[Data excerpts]
— BEGIN —

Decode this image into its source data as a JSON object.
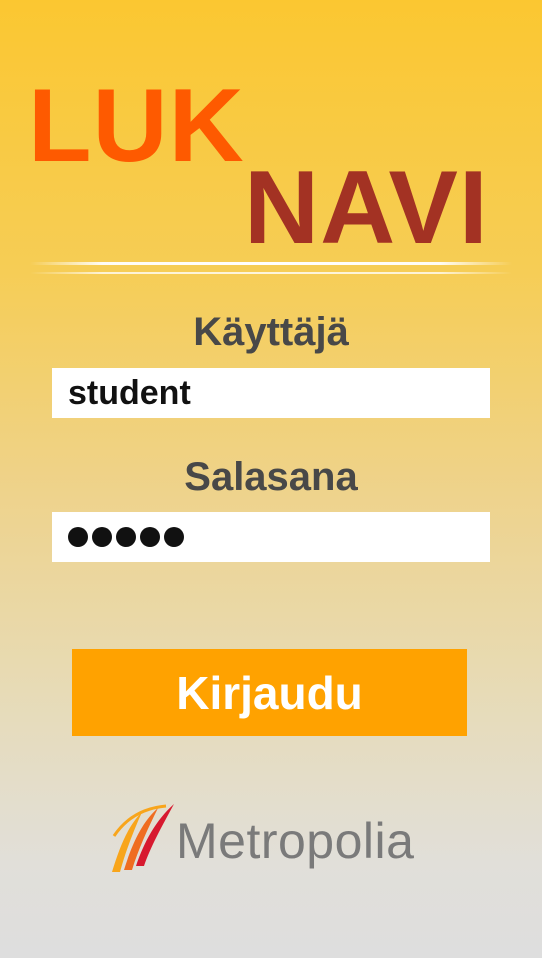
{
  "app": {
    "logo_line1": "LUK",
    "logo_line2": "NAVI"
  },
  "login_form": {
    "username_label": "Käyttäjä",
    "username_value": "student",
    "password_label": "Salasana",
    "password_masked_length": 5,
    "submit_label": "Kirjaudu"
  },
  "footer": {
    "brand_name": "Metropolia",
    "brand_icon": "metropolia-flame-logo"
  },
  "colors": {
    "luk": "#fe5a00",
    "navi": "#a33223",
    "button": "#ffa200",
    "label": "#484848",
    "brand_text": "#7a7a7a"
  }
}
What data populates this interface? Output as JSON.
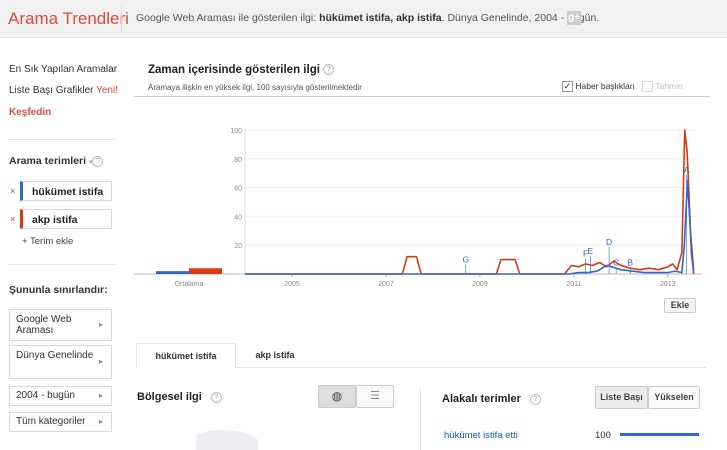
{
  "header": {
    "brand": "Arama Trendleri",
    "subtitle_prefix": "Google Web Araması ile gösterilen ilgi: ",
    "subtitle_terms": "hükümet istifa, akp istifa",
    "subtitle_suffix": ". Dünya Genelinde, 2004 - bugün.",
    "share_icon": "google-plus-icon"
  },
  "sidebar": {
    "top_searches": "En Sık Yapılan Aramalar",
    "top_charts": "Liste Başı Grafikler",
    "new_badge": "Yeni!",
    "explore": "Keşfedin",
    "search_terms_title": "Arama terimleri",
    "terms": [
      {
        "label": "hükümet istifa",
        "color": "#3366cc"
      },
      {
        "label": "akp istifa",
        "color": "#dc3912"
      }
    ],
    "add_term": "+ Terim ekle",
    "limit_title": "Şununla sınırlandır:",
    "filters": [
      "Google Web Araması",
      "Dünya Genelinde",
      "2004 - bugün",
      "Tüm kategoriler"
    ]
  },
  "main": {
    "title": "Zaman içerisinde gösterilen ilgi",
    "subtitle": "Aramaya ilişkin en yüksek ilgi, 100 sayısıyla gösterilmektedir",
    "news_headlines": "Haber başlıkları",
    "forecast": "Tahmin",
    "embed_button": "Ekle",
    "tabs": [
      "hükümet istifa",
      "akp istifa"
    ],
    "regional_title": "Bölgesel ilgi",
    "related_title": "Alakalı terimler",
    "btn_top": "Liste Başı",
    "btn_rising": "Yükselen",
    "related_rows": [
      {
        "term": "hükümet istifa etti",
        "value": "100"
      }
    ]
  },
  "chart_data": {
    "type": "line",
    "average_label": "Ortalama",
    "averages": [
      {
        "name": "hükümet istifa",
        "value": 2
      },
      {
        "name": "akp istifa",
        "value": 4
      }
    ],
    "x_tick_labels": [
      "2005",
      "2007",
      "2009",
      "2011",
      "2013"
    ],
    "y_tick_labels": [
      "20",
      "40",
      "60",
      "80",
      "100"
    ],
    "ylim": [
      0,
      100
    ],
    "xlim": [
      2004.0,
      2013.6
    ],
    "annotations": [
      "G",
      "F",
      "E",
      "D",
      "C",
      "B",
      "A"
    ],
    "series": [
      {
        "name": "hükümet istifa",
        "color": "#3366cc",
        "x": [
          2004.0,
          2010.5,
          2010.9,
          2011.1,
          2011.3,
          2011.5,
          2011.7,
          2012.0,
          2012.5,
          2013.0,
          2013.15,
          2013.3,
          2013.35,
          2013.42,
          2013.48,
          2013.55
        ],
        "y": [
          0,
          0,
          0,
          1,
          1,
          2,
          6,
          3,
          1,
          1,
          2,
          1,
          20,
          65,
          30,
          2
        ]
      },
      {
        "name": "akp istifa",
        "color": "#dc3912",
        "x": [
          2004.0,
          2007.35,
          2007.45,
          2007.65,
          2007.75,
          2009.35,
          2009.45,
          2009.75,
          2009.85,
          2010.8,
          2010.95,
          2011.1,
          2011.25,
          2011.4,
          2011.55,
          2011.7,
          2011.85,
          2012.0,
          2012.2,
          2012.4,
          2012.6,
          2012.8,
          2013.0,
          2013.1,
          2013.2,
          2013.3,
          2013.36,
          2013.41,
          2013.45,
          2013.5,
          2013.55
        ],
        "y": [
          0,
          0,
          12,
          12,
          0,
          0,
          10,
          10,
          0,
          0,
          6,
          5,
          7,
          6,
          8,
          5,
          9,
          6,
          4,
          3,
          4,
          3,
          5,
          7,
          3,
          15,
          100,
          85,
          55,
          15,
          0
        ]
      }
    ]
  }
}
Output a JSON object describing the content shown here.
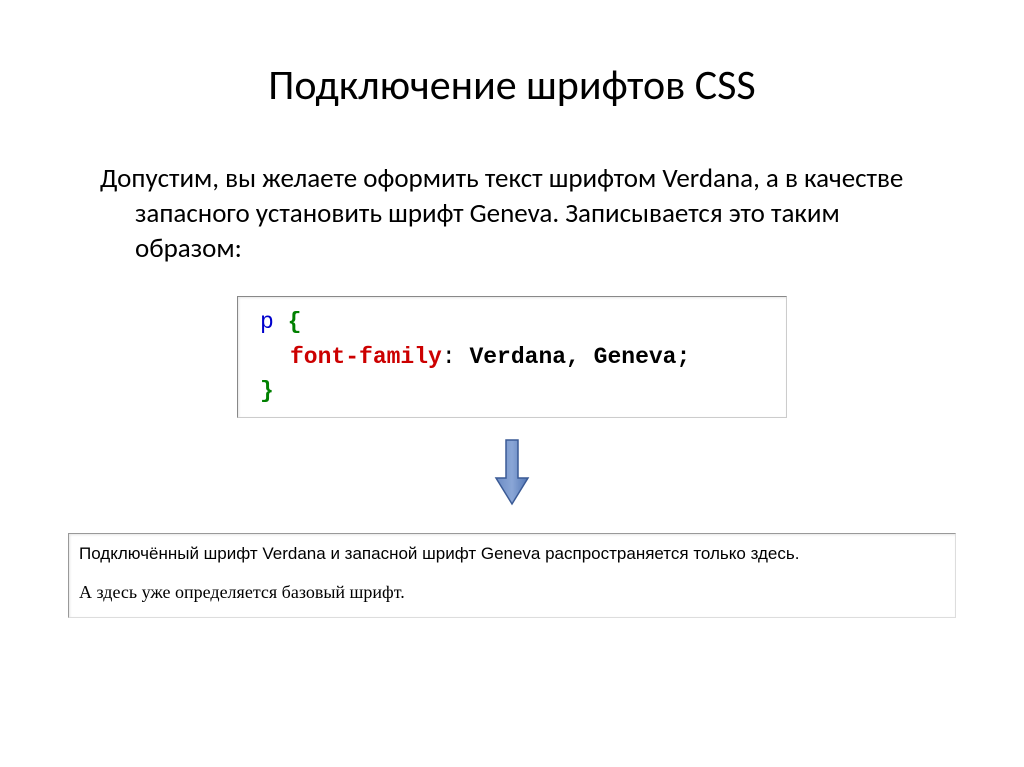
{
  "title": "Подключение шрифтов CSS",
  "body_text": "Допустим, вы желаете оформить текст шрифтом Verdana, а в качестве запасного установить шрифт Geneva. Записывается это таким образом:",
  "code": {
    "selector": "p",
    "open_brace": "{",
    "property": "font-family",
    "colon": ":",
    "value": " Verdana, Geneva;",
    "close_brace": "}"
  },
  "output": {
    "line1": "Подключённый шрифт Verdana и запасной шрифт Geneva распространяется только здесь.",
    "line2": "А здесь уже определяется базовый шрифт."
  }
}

— END —
— BEGIN —

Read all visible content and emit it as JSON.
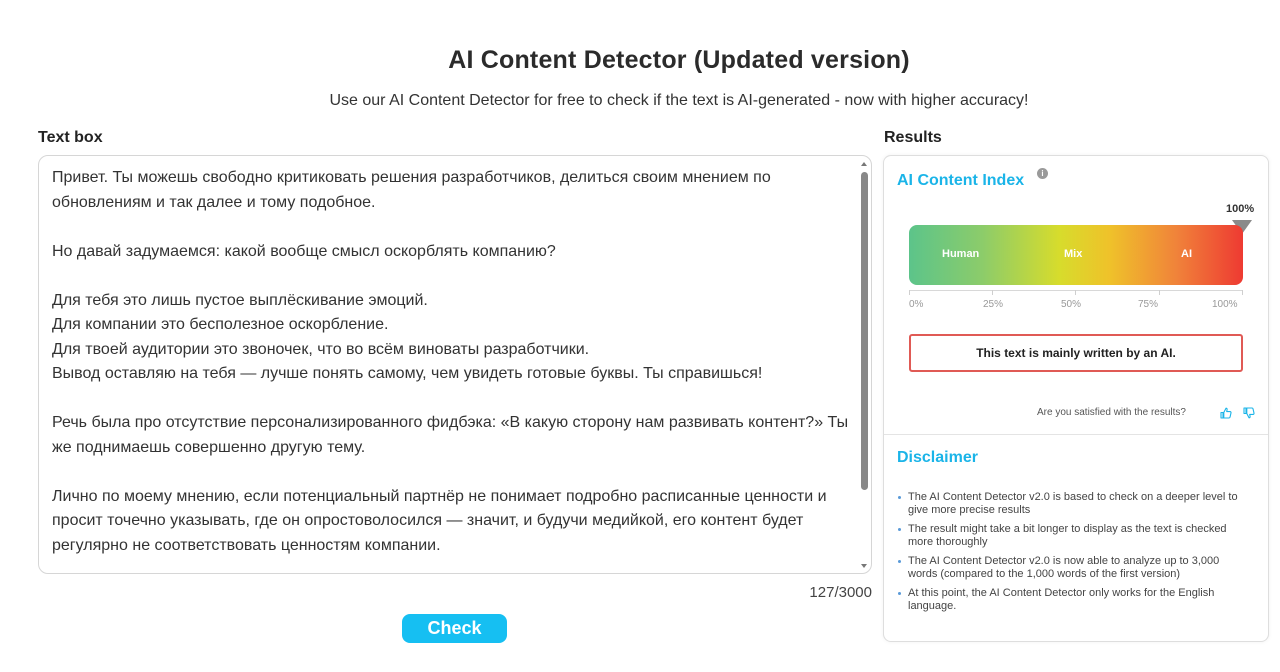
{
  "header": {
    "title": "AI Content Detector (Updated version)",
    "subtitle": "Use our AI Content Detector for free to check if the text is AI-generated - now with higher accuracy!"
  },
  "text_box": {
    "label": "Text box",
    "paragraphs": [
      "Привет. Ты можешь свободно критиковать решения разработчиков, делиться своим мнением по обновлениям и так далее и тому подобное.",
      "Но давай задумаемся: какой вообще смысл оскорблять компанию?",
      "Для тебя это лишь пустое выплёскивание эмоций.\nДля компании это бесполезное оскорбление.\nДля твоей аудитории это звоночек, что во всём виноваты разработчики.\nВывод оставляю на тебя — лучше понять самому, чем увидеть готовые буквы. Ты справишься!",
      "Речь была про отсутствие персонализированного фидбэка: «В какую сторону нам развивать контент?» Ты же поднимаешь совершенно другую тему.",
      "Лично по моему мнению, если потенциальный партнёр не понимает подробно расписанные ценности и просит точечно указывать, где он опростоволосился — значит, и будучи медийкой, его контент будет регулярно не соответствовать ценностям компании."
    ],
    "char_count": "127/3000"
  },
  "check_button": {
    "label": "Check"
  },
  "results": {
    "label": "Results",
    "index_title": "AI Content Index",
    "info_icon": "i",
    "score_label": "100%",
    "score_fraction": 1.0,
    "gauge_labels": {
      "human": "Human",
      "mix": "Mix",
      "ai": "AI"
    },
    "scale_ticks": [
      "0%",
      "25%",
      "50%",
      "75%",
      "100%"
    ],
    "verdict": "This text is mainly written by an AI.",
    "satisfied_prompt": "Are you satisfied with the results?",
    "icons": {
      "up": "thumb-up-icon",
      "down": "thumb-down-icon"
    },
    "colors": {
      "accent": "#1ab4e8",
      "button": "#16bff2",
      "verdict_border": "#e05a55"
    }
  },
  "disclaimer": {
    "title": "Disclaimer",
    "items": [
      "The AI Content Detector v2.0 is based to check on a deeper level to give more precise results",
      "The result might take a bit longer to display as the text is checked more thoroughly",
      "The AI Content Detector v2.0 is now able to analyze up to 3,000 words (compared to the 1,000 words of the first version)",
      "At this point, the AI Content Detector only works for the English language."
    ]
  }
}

— END —
— BEGIN —

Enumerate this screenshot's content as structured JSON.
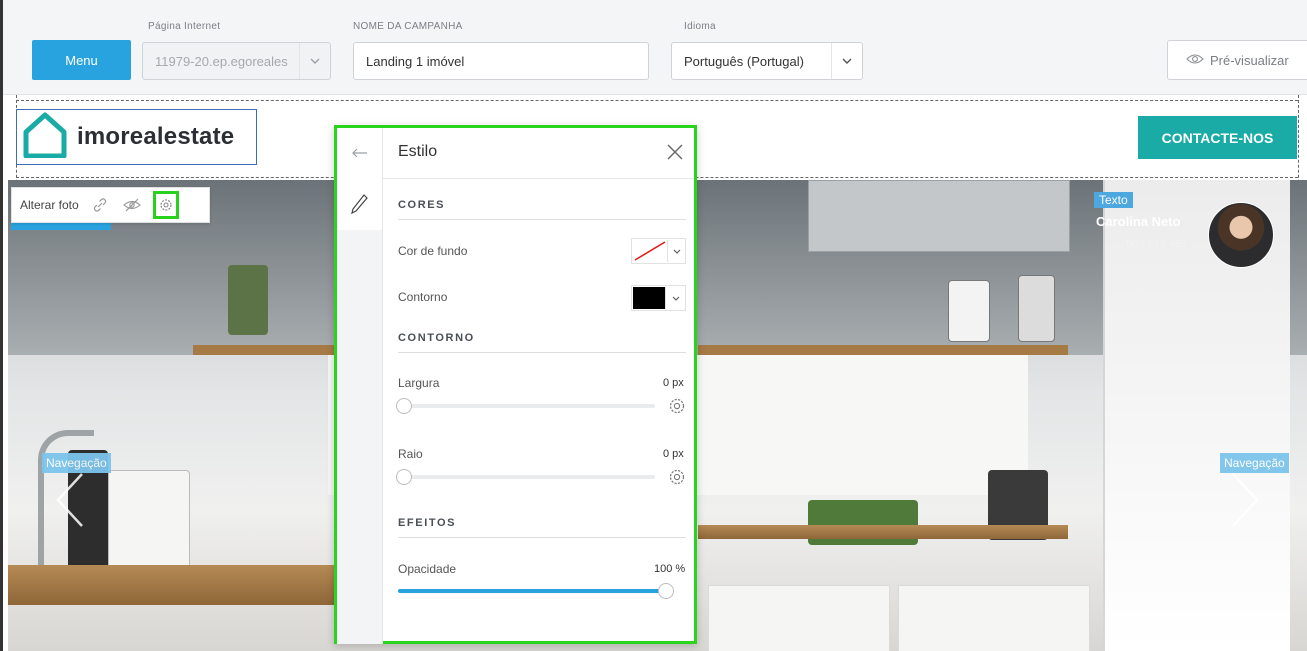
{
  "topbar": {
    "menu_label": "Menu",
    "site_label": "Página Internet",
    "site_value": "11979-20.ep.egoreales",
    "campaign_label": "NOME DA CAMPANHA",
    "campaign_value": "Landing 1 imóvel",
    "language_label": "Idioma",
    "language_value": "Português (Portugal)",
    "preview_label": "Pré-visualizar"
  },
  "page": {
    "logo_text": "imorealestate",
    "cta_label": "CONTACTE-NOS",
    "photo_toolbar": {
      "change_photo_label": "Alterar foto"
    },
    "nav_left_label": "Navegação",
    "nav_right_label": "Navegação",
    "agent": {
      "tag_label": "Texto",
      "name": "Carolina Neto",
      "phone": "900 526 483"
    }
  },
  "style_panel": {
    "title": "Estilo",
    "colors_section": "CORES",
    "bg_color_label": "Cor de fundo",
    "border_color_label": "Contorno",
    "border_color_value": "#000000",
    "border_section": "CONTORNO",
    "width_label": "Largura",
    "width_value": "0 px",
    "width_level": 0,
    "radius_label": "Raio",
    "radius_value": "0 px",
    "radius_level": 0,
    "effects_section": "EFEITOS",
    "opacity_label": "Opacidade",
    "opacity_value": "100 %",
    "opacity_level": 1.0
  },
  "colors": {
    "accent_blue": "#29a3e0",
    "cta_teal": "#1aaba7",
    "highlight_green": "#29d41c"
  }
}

— END —

From the material, report only how many lines include the word "thumb".

[EXERCISE RESPONSE] 2